'''
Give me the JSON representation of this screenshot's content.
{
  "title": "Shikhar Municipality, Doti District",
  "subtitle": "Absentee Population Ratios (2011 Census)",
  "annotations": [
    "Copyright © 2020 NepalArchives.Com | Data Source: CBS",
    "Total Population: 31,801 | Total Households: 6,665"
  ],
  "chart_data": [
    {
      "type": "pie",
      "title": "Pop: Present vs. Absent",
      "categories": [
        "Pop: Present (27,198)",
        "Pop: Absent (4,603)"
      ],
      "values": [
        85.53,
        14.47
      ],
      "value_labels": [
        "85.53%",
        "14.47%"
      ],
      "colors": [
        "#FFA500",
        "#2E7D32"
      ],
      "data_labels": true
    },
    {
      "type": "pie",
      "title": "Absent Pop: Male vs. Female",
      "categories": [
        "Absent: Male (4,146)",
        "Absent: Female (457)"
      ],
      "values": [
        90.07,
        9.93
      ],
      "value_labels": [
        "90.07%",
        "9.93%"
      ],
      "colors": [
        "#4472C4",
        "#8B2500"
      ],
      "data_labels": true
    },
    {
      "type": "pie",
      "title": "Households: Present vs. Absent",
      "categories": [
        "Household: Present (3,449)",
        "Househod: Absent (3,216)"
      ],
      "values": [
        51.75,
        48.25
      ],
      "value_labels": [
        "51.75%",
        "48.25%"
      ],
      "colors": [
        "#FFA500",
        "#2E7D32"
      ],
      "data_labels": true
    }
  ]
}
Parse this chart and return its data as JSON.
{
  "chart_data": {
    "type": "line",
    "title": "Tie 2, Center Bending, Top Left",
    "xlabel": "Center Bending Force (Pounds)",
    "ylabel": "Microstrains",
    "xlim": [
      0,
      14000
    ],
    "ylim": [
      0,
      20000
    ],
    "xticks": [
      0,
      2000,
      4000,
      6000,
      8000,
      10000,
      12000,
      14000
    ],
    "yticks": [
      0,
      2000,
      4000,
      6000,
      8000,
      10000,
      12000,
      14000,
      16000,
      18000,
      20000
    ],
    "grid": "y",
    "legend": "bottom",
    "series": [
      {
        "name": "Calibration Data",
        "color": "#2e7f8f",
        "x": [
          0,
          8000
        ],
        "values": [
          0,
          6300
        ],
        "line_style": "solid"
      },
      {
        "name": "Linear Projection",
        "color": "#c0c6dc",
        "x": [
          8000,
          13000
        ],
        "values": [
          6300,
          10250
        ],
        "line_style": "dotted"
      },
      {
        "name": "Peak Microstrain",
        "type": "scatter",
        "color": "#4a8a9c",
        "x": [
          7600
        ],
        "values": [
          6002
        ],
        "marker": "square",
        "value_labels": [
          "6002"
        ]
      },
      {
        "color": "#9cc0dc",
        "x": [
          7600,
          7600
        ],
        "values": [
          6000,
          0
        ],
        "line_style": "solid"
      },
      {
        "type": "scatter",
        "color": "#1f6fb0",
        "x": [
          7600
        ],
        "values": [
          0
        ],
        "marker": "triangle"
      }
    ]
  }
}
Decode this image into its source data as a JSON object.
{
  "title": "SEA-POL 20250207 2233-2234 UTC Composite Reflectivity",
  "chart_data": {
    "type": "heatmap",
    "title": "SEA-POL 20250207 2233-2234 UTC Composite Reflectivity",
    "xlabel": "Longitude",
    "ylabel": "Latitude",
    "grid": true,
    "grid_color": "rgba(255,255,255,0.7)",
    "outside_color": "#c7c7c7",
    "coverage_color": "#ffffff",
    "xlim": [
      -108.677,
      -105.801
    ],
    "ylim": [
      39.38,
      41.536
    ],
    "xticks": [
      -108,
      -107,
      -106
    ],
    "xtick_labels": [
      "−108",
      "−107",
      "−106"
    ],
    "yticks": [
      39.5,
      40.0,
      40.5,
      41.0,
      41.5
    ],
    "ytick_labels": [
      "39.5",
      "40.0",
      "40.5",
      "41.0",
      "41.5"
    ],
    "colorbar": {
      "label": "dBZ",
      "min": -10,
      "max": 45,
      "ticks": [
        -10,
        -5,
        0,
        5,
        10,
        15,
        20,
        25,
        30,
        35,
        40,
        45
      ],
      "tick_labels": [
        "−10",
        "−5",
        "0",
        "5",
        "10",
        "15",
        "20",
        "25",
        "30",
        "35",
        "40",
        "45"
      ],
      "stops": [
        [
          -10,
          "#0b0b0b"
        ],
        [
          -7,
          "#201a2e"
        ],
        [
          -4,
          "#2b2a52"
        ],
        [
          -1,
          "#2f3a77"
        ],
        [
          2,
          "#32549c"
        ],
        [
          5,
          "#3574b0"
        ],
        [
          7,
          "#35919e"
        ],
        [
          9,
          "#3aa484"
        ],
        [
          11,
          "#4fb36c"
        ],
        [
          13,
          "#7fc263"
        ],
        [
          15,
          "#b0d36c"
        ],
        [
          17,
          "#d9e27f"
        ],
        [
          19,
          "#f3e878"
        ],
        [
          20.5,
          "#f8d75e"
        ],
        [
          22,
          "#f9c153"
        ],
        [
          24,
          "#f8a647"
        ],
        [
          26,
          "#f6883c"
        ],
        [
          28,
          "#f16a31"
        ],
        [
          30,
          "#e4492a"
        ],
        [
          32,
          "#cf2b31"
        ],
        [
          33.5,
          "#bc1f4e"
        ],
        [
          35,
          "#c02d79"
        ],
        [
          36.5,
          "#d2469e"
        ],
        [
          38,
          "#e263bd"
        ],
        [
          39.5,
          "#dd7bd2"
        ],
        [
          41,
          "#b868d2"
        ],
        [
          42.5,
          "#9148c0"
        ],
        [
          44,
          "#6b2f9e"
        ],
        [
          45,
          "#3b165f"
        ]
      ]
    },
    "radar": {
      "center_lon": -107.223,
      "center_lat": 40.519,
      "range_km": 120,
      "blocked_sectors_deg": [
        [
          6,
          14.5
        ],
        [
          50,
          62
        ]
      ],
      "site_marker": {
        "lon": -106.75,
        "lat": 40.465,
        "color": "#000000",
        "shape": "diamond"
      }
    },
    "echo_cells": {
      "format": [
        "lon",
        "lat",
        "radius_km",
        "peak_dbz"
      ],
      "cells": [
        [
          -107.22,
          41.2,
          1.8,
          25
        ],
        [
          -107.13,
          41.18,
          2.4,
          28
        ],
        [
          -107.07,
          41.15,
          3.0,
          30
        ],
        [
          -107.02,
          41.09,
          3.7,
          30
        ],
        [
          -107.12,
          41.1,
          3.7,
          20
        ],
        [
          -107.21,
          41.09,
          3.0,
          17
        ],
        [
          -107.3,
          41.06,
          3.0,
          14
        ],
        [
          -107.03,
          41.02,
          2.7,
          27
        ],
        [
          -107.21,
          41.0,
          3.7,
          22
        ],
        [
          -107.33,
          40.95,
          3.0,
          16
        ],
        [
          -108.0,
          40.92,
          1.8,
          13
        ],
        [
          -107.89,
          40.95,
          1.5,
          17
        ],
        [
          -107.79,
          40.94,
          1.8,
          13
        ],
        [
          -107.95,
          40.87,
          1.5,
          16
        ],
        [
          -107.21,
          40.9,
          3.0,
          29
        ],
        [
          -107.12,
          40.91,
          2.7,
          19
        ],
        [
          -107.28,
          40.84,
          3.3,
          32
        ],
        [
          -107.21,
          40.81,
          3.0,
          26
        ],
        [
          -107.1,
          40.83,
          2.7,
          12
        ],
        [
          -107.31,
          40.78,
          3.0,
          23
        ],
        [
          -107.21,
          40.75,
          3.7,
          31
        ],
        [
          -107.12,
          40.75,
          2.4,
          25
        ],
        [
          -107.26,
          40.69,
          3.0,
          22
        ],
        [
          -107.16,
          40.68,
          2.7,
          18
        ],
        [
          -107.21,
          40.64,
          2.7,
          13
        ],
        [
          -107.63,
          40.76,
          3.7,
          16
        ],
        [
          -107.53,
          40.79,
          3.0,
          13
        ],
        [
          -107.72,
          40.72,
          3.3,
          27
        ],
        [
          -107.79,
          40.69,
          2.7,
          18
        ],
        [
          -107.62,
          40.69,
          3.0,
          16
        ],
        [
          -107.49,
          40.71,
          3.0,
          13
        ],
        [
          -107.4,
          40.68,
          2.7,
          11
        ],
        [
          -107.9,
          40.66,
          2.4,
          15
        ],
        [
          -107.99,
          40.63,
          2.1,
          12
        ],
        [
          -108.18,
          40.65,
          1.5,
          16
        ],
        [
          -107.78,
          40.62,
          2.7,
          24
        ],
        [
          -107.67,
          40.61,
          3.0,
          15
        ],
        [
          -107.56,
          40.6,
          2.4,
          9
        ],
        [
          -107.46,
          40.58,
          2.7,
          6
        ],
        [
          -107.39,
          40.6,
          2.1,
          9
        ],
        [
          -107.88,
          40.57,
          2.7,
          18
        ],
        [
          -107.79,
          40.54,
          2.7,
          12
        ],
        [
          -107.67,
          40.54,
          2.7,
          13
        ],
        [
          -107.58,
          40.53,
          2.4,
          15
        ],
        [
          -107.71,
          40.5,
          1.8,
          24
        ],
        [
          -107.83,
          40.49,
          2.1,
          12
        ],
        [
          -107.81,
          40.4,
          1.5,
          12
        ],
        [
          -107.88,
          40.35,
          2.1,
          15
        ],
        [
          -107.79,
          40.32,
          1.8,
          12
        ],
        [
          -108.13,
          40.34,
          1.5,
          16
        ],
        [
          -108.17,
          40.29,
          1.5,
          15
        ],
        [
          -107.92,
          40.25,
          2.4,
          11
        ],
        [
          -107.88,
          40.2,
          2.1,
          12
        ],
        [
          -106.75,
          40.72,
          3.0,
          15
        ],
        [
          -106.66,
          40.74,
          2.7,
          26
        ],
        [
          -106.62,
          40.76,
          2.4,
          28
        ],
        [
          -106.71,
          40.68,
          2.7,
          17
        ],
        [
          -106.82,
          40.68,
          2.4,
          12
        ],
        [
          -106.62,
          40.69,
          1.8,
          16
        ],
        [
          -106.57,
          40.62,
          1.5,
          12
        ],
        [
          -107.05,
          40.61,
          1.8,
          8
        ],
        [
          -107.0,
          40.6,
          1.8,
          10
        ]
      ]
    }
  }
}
'''
> **WHAT IS ASKED**:
Set out every line from the material that contains the string "name".

> **EXPECTED ANSWER**:
        "name": "Calibration Data",
        "name": "Linear Projection",
        "name": "Peak Microstrain",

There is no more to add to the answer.